**What is expected**
Every single entry needs to appear again exactly as given.

Stored data entries:
########
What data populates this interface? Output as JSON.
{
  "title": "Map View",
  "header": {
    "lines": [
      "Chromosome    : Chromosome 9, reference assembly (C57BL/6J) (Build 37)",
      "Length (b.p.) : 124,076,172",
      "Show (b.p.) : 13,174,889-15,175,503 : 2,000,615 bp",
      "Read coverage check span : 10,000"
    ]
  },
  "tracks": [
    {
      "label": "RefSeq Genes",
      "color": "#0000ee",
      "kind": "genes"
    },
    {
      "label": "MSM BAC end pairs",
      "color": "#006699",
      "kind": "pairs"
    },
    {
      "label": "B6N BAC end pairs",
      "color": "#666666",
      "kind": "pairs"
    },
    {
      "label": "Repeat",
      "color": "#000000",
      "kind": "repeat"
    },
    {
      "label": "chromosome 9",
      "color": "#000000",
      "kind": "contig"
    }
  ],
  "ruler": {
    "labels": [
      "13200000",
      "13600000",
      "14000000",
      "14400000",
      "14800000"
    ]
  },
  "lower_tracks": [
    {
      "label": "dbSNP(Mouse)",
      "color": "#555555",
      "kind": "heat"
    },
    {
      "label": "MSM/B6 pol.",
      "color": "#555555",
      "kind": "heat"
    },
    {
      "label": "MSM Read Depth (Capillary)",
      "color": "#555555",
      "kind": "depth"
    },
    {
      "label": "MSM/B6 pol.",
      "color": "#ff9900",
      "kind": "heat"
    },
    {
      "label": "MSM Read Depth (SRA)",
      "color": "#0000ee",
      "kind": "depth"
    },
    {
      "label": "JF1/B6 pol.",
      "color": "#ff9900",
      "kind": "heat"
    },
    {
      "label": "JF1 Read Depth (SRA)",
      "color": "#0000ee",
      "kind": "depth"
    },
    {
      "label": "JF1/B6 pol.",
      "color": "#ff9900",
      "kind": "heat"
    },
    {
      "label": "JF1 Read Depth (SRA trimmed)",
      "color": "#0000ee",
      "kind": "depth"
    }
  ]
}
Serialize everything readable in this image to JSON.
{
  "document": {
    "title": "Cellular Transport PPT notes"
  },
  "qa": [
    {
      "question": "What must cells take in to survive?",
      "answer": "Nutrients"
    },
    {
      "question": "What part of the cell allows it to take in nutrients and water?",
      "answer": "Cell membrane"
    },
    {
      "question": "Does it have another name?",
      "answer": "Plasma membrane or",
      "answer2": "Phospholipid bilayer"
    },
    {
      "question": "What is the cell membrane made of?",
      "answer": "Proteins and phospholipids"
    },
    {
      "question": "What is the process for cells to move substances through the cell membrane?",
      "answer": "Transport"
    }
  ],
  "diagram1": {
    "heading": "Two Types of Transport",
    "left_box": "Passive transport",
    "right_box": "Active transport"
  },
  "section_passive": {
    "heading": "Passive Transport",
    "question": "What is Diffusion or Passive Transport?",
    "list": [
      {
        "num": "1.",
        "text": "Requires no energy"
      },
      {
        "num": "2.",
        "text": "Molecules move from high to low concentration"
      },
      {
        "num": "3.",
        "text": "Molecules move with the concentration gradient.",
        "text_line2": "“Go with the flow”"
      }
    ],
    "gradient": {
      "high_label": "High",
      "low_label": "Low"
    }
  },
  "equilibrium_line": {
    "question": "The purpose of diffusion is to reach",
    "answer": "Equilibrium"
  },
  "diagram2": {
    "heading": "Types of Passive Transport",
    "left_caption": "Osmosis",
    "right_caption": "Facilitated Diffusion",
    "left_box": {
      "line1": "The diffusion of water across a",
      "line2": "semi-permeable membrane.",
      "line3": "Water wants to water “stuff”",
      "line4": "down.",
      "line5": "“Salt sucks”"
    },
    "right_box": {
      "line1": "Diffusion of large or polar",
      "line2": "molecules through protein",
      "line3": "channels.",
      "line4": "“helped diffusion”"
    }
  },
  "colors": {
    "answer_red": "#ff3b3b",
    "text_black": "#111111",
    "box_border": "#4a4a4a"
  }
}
########
**Task response**
What data populates this interface? Output as JSON.
{
  "title": "Map View",
  "header": {
    "lines": [
      "Chromosome    : Chromosome 9, reference assembly (C57BL/6J) (Build 37)",
      "Length (b.p.) : 124,076,172",
      "Show (b.p.) : 13,174,889-15,175,503 : 2,000,615 bp",
      "Read coverage check span : 10,000"
    ]
  },
  "tracks": [
    {
      "label": "RefSeq Genes",
      "color": "#0000ee",
      "kind": "genes"
    },
    {
      "label": "MSM BAC end pairs",
      "color": "#006699",
      "kind": "pairs"
    },
    {
      "label": "B6N BAC end pairs",
      "color": "#666666",
      "kind": "pairs"
    },
    {
      "label": "Repeat",
      "color": "#000000",
      "kind": "repeat"
    },
    {
      "label": "chromosome 9",
      "color": "#000000",
      "kind": "contig"
    }
  ],
  "ruler": {
    "labels": [
      "13200000",
      "13600000",
      "14000000",
      "14400000",
      "14800000"
    ]
  },
  "lower_tracks": [
    {
      "label": "dbSNP(Mouse)",
      "color": "#555555",
      "kind": "heat"
    },
    {
      "label": "MSM/B6 pol.",
      "color": "#555555",
      "kind": "heat"
    },
    {
      "label": "MSM Read Depth (Capillary)",
      "color": "#555555",
      "kind": "depth"
    },
    {
      "label": "MSM/B6 pol.",
      "color": "#ff9900",
      "kind": "heat"
    },
    {
      "label": "MSM Read Depth (SRA)",
      "color": "#0000ee",
      "kind": "depth"
    },
    {
      "label": "JF1/B6 pol.",
      "color": "#ff9900",
      "kind": "heat"
    },
    {
      "label": "JF1 Read Depth (SRA)",
      "color": "#0000ee",
      "kind": "depth"
    },
    {
      "label": "JF1/B6 pol.",
      "color": "#ff9900",
      "kind": "heat"
    },
    {
      "label": "JF1 Read Depth (SRA trimmed)",
      "color": "#0000ee",
      "kind": "depth"
    }
  ]
}
Serialize everything readable in this image to JSON.
{
  "document": {
    "title": "Cellular Transport PPT notes"
  },
  "qa": [
    {
      "question": "What must cells take in to survive?",
      "answer": "Nutrients"
    },
    {
      "question": "What part of the cell allows it to take in nutrients and water?",
      "answer": "Cell membrane"
    },
    {
      "question": "Does it have another name?",
      "answer": "Plasma membrane or",
      "answer2": "Phospholipid bilayer"
    },
    {
      "question": "What is the cell membrane made of?",
      "answer": "Proteins and phospholipids"
    },
    {
      "question": "What is the process for cells to move substances through the cell membrane?",
      "answer": "Transport"
    }
  ],
  "diagram1": {
    "heading": "Two Types of Transport",
    "left_box": "Passive transport",
    "right_box": "Active transport"
  },
  "section_passive": {
    "heading": "Passive Transport",
    "question": "What is Diffusion or Passive Transport?",
    "list": [
      {
        "num": "1.",
        "text": "Requires no energy"
      },
      {
        "num": "2.",
        "text": "Molecules move from high to low concentration"
      },
      {
        "num": "3.",
        "text": "Molecules move with the concentration gradient.",
        "text_line2": "“Go with the flow”"
      }
    ],
    "gradient": {
      "high_label": "High",
      "low_label": "Low"
    }
  },
  "equilibrium_line": {
    "question": "The purpose of diffusion is to reach",
    "answer": "Equilibrium"
  },
  "diagram2": {
    "heading": "Types of Passive Transport",
    "left_caption": "Osmosis",
    "right_caption": "Facilitated Diffusion",
    "left_box": {
      "line1": "The diffusion of water across a",
      "line2": "semi-permeable membrane.",
      "line3": "Water wants to water “stuff”",
      "line4": "down.",
      "line5": "“Salt sucks”"
    },
    "right_box": {
      "line1": "Diffusion of large or polar",
      "line2": "molecules through protein",
      "line3": "channels.",
      "line4": "“helped diffusion”"
    }
  },
  "colors": {
    "answer_red": "#ff3b3b",
    "text_black": "#111111",
    "box_border": "#4a4a4a"
  }
}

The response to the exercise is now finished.